**** Recorded data

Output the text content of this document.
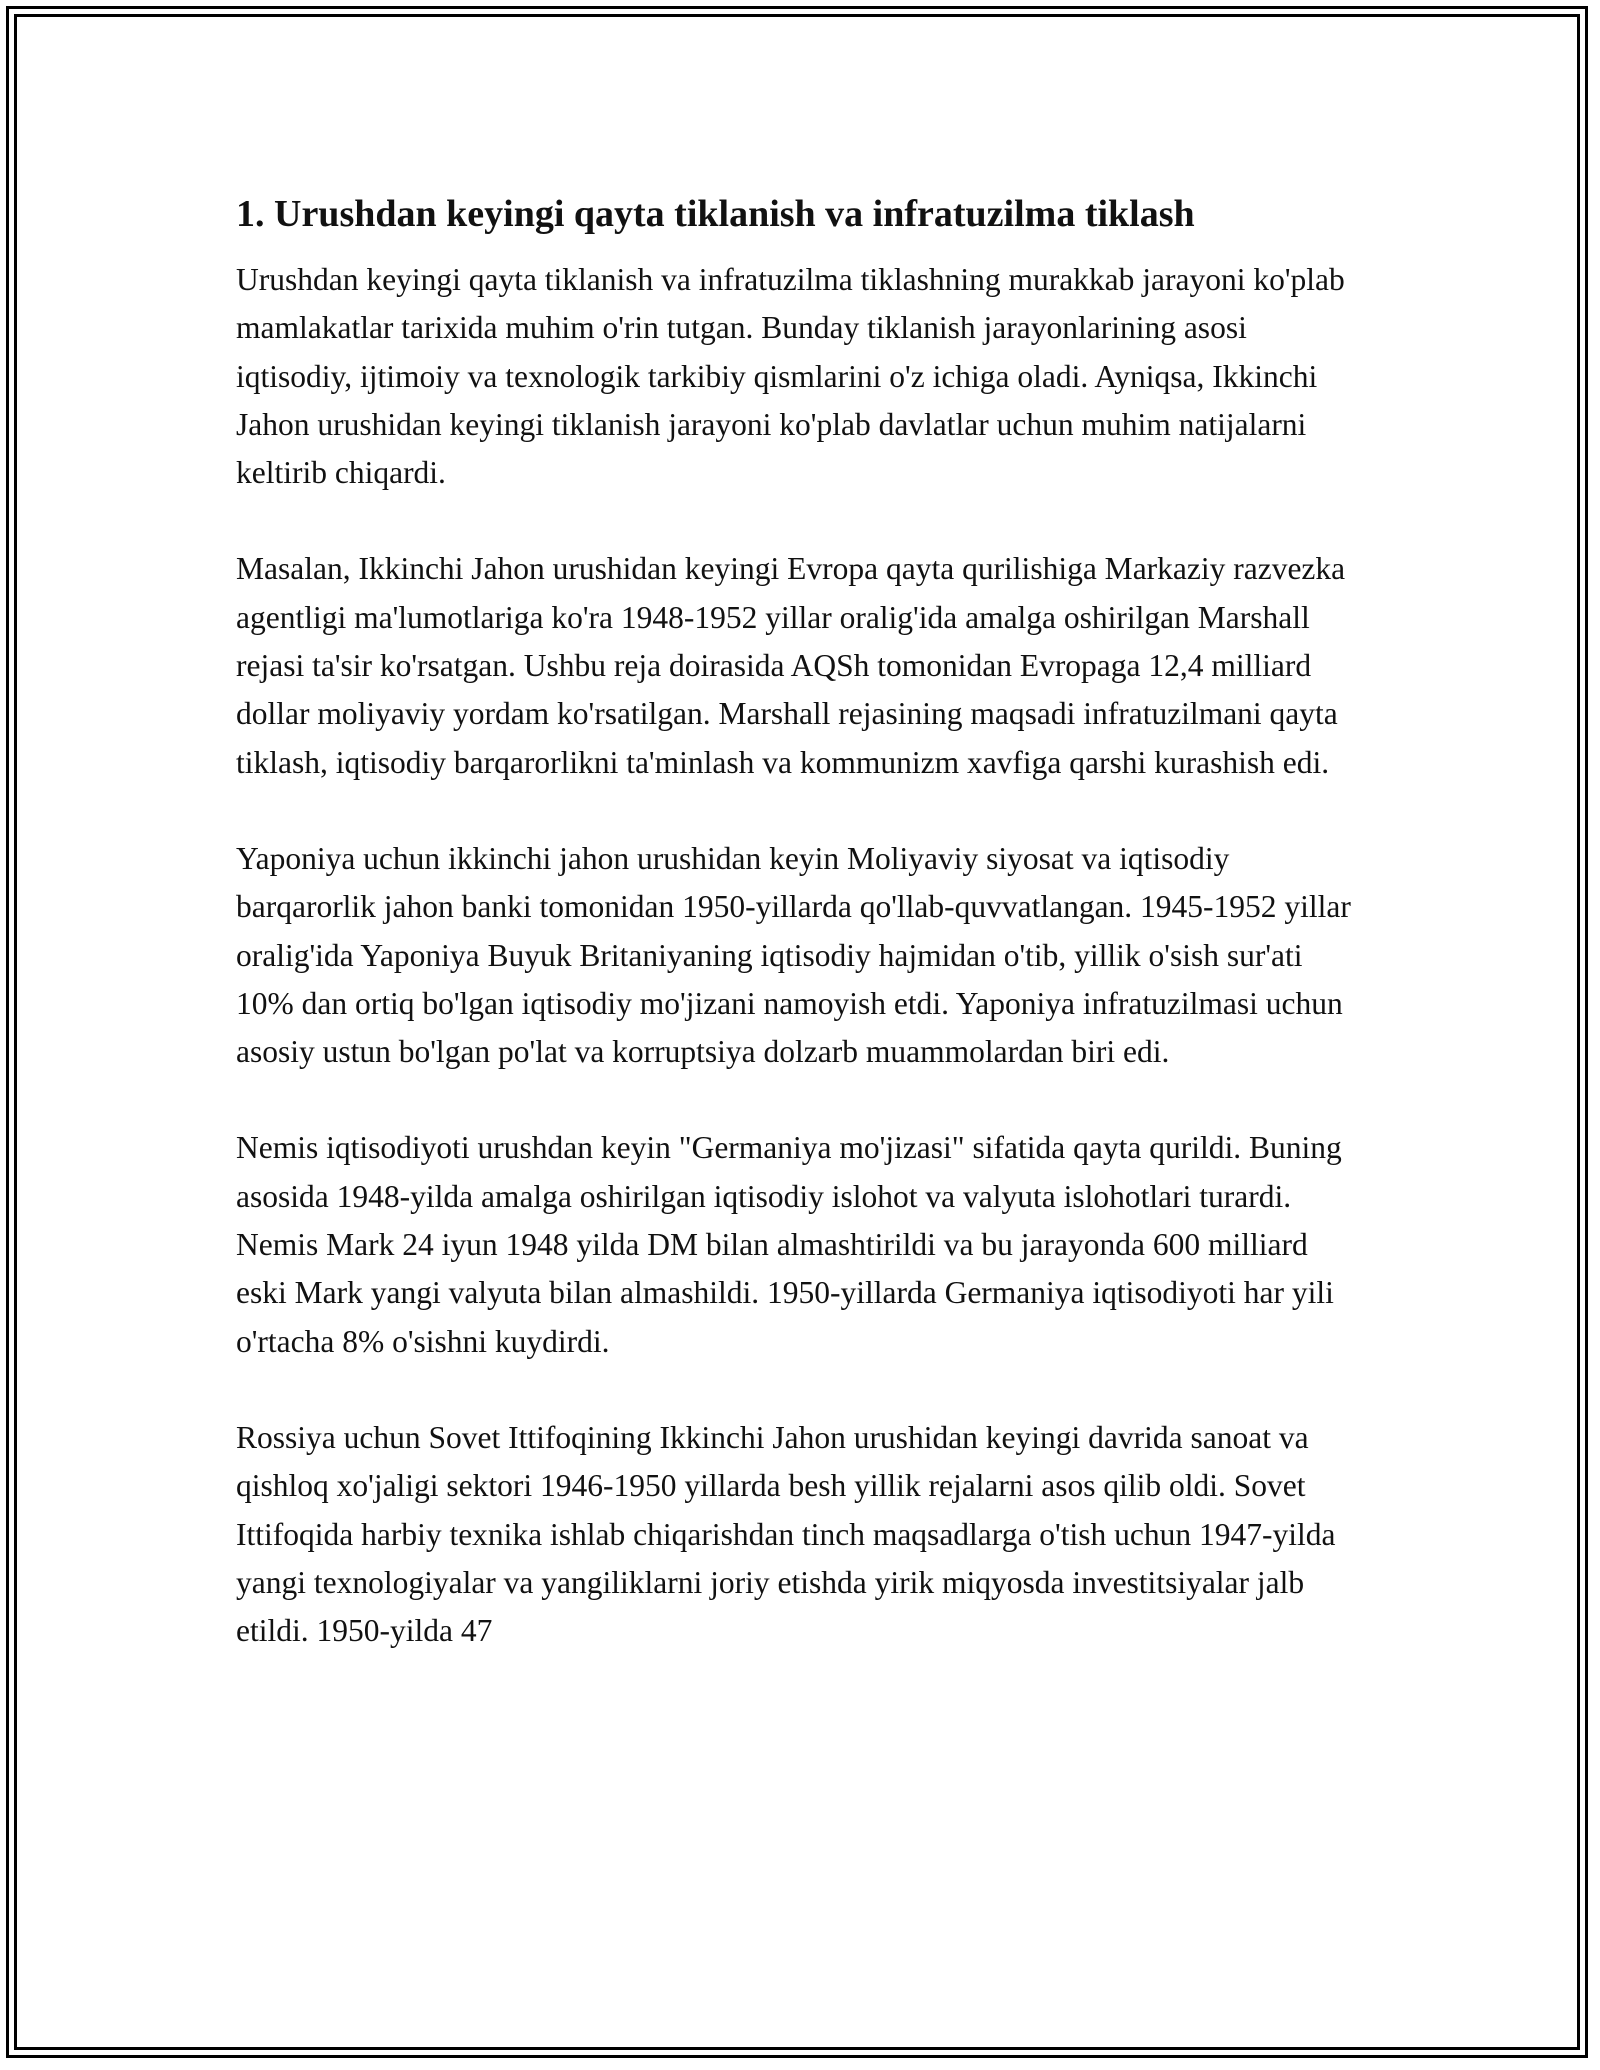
1. Urushdan keyingi qayta tiklanish va infratuzilma tiklash

Urushdan keyingi qayta tiklanish va infratuzilma tiklashning murakkab jarayoni ko'plab mamlakatlar tarixida muhim o'rin tutgan. Bunday tiklanish jarayonlarining asosi iqtisodiy, ijtimoiy va texnologik tarkibiy qismlarini o'z ichiga oladi. Ayniqsa, Ikkinchi Jahon urushidan keyingi tiklanish jarayoni ko'plab davlatlar uchun muhim natijalarni keltirib chiqardi.

Masalan, Ikkinchi Jahon urushidan keyingi Evropa qayta qurilishiga Markaziy razvezka agentligi ma'lumotlariga ko'ra 1948-1952 yillar oralig'ida amalga oshirilgan Marshall rejasi ta'sir ko'rsatgan. Ushbu reja doirasida AQSh tomonidan Evropaga 12,4 milliard dollar moliyaviy yordam ko'rsatilgan. Marshall rejasining maqsadi infratuzilmani qayta tiklash, iqtisodiy barqarorlikni ta'minlash va kommunizm xavfiga qarshi kurashish edi.

Yaponiya uchun ikkinchi jahon urushidan keyin Moliyaviy siyosat va iqtisodiy barqarorlik jahon banki tomonidan 1950-yillarda qo'llab-quvvatlangan. 1945-1952 yillar oralig'ida Yaponiya Buyuk Britaniyaning iqtisodiy hajmidan o'tib, yillik o'sish sur'ati 10% dan ortiq bo'lgan iqtisodiy mo'jizani namoyish etdi. Yaponiya infratuzilmasi uchun asosiy ustun bo'lgan po'lat va korruptsiya dolzarb muammolardan biri edi.

Nemis iqtisodiyoti urushdan keyin "Germaniya mo'jizasi" sifatida qayta qurildi. Buning asosida 1948-yilda amalga oshirilgan iqtisodiy islohot va valyuta islohotlari turardi. Nemis Mark 24 iyun 1948 yilda DM bilan almashtirildi va bu jarayonda 600 milliard eski Mark yangi valyuta bilan almashildi. 1950-yillarda Germaniya iqtisodiyoti har yili o'rtacha 8% o'sishni kuydirdi.

Rossiya uchun Sovet Ittifoqining Ikkinchi Jahon urushidan keyingi davrida sanoat va qishloq xo'jaligi sektori 1946-1950 yillarda besh yillik rejalarni asos qilib oldi. Sovet Ittifoqida harbiy texnika ishlab chiqarishdan tinch maqsadlarga o'tish uchun 1947-yilda yangi texnologiyalar va yangiliklarni joriy etishda yirik miqyosda investitsiyalar jalb etildi. 1950-yilda 47
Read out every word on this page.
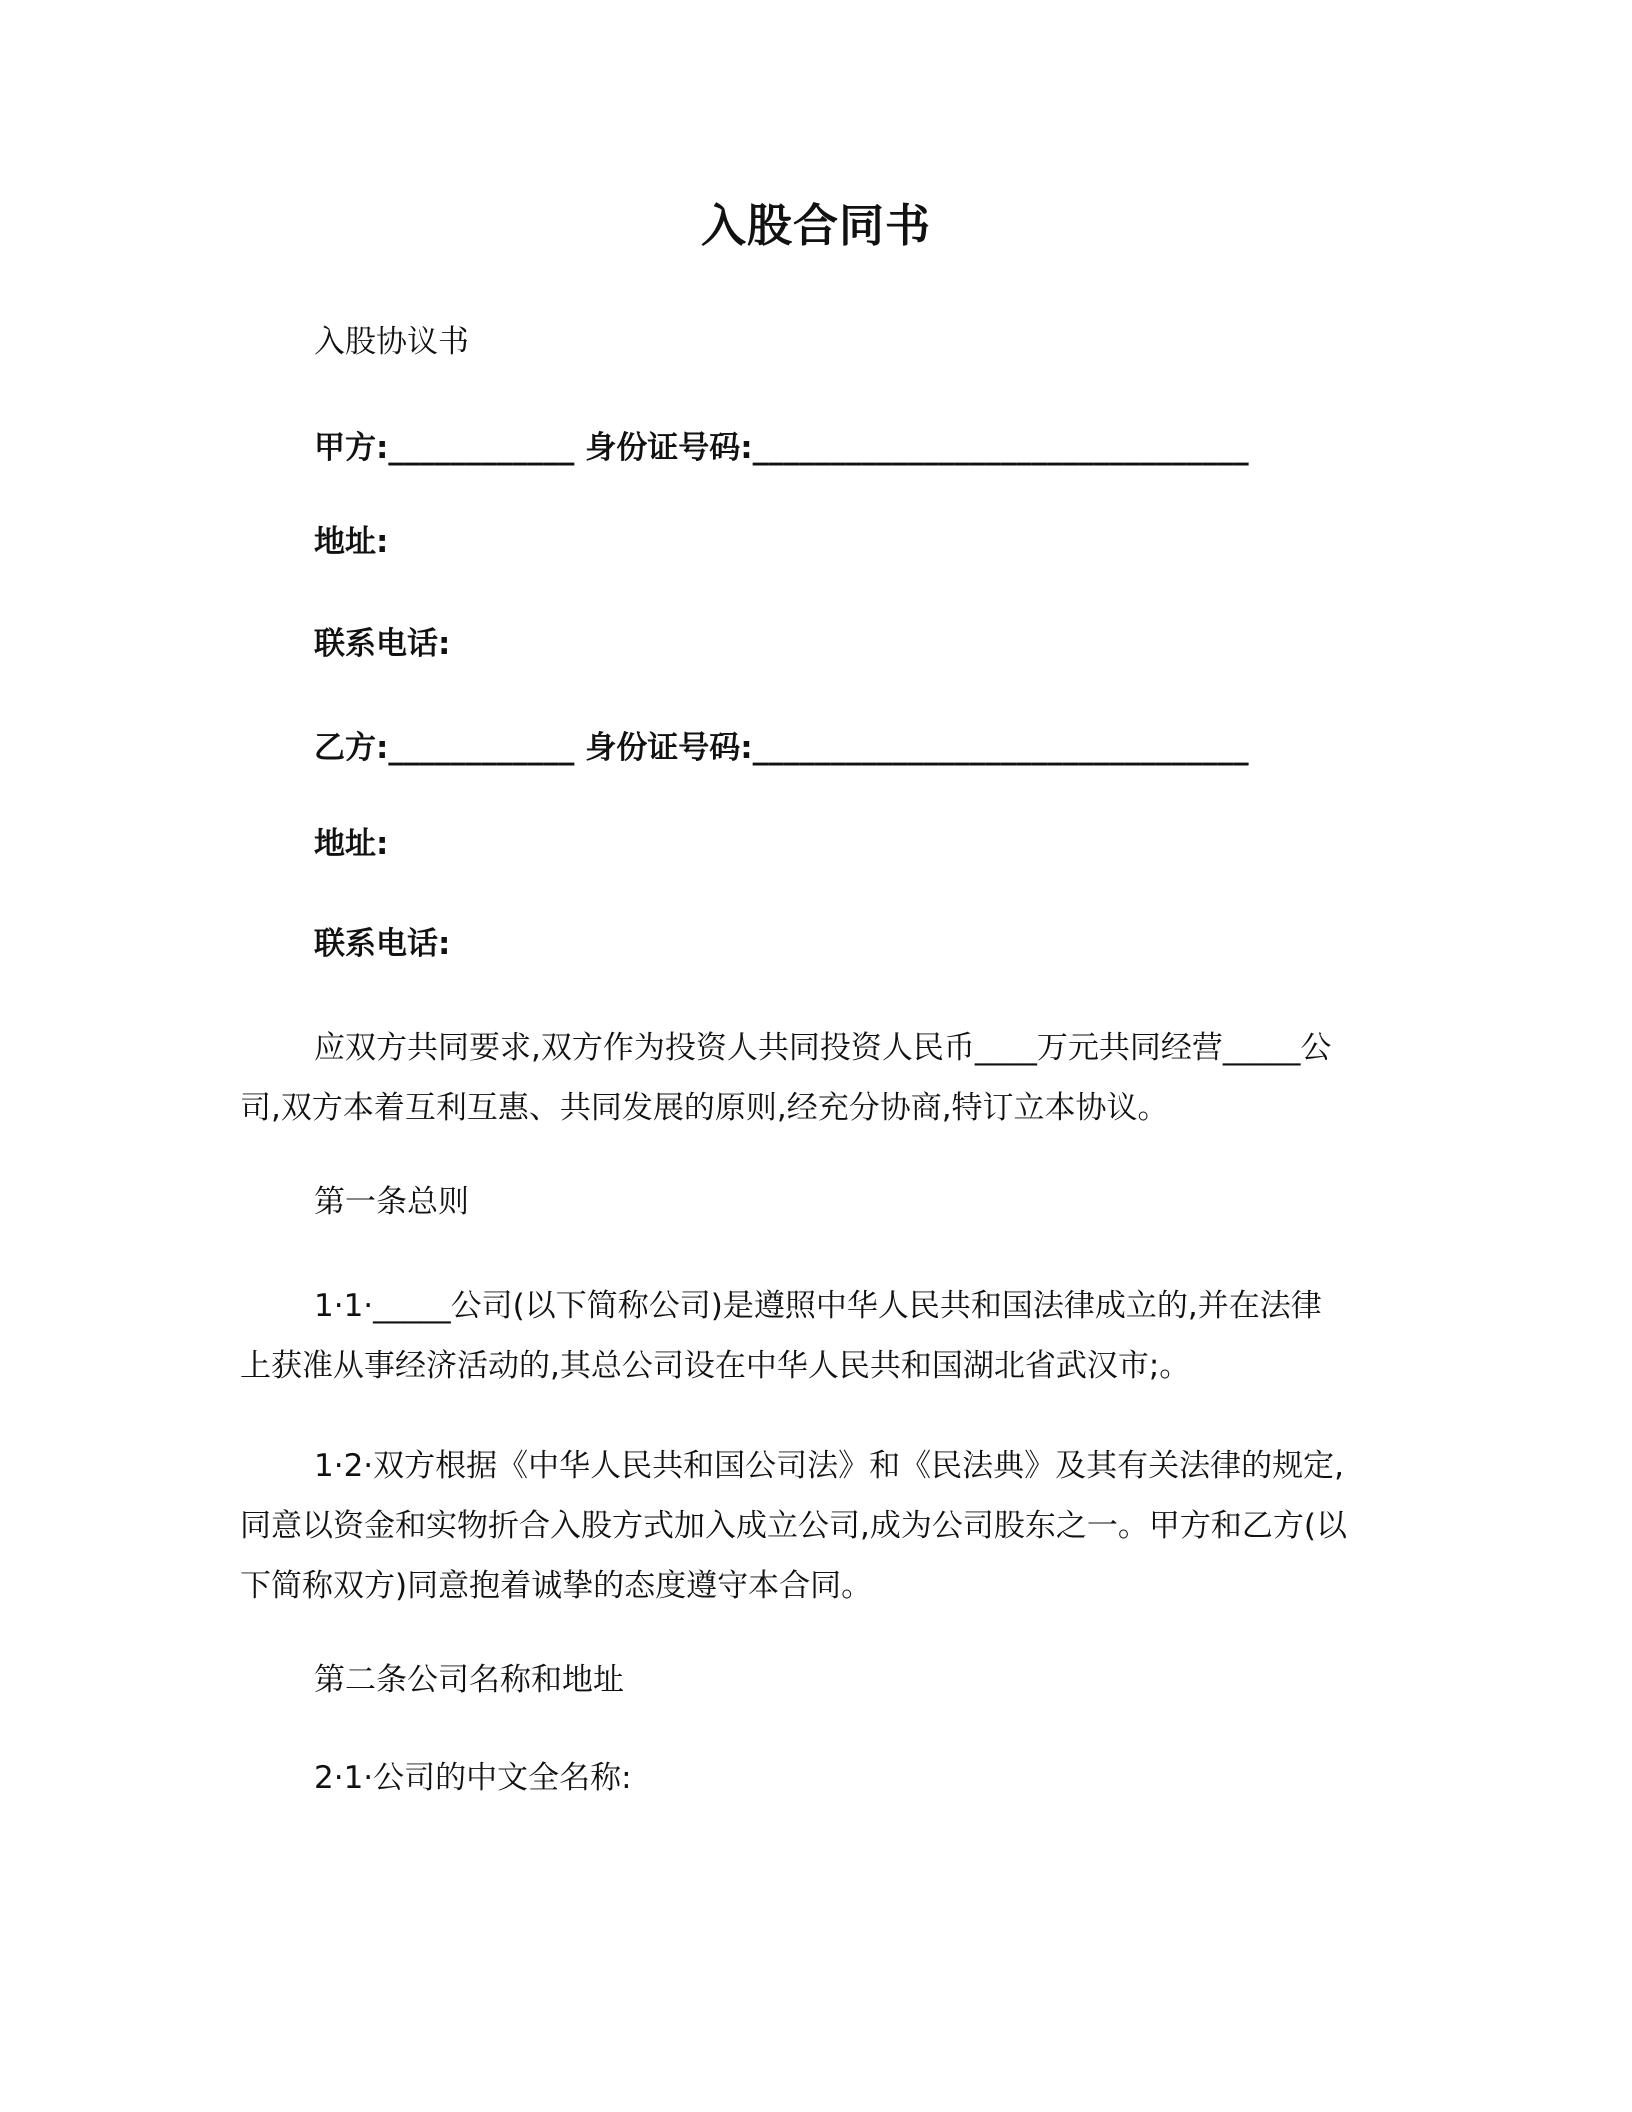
入股合同书
入股协议书
甲方:____________ 身份证号码:________________________________
地址:
联系电话:
乙方:____________ 身份证号码:________________________________
地址:
联系电话:
应双方共同要求,双方作为投资人共同投资人民币____万元共同经营_____公
司,双方本着互利互惠、共同发展的原则,经充分协商,特订立本协议。
第一条总则
1·1·_____公司(以下简称公司)是遵照中华人民共和国法律成立的,并在法律
上获准从事经济活动的,其总公司设在中华人民共和国湖北省武汉市;。
1·2·双方根据《中华人民共和国公司法》和《民法典》及其有关法律的规定,
同意以资金和实物折合入股方式加入成立公司,成为公司股东之一。甲方和乙方(以
下简称双方)同意抱着诚挚的态度遵守本合同。
第二条公司名称和地址
2·1·公司的中文全名称:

********

Prompt:
Every record must be copied exactly, with the pictures left out.

Written solution:
Output the text content of this document.
1. Urushdan keyingi qayta tiklanish va infratuzilma tiklash

Urushdan keyingi qayta tiklanish va infratuzilma tiklashning murakkab jarayoni ko'plab mamlakatlar tarixida muhim o'rin tutgan. Bunday tiklanish jarayonlarining asosi iqtisodiy, ijtimoiy va texnologik tarkibiy qismlarini o'z ichiga oladi. Ayniqsa, Ikkinchi Jahon urushidan keyingi tiklanish jarayoni ko'plab davlatlar uchun muhim natijalarni keltirib chiqardi.

Masalan, Ikkinchi Jahon urushidan keyingi Evropa qayta qurilishiga Markaziy razvezka agentligi ma'lumotlariga ko'ra 1948-1952 yillar oralig'ida amalga oshirilgan Marshall rejasi ta'sir ko'rsatgan. Ushbu reja doirasida AQSh tomonidan Evropaga 12,4 milliard dollar moliyaviy yordam ko'rsatilgan. Marshall rejasining maqsadi infratuzilmani qayta tiklash, iqtisodiy barqarorlikni ta'minlash va kommunizm xavfiga qarshi kurashish edi.

Yaponiya uchun ikkinchi jahon urushidan keyin Moliyaviy siyosat va iqtisodiy barqarorlik jahon banki tomonidan 1950-yillarda qo'llab-quvvatlangan. 1945-1952 yillar oralig'ida Yaponiya Buyuk Britaniyaning iqtisodiy hajmidan o'tib, yillik o'sish sur'ati 10% dan ortiq bo'lgan iqtisodiy mo'jizani namoyish etdi. Yaponiya infratuzilmasi uchun asosiy ustun bo'lgan po'lat va korruptsiya dolzarb muammolardan biri edi.

Nemis iqtisodiyoti urushdan keyin "Germaniya mo'jizasi" sifatida qayta qurildi. Buning asosida 1948-yilda amalga oshirilgan iqtisodiy islohot va valyuta islohotlari turardi. Nemis Mark 24 iyun 1948 yilda DM bilan almashtirildi va bu jarayonda 600 milliard eski Mark yangi valyuta bilan almashildi. 1950-yillarda Germaniya iqtisodiyoti har yili o'rtacha 8% o'sishni kuydirdi.

Rossiya uchun Sovet Ittifoqining Ikkinchi Jahon urushidan keyingi davrida sanoat va qishloq xo'jaligi sektori 1946-1950 yillarda besh yillik rejalarni asos qilib oldi. Sovet Ittifoqida harbiy texnika ishlab chiqarishdan tinch maqsadlarga o'tish uchun 1947-yilda yangi texnologiyalar va yangiliklarni joriy etishda yirik miqyosda investitsiyalar jalb etildi. 1950-yilda 47
Read out every word on this page.
入股合同书
入股协议书
甲方:____________ 身份证号码:________________________________
地址:
联系电话:
乙方:____________ 身份证号码:________________________________
地址:
联系电话:
应双方共同要求,双方作为投资人共同投资人民币____万元共同经营_____公
司,双方本着互利互惠、共同发展的原则,经充分协商,特订立本协议。
第一条总则
1·1·_____公司(以下简称公司)是遵照中华人民共和国法律成立的,并在法律
上获准从事经济活动的,其总公司设在中华人民共和国湖北省武汉市;。
1·2·双方根据《中华人民共和国公司法》和《民法典》及其有关法律的规定,
同意以资金和实物折合入股方式加入成立公司,成为公司股东之一。甲方和乙方(以
下简称双方)同意抱着诚挚的态度遵守本合同。
第二条公司名称和地址
2·1·公司的中文全名称:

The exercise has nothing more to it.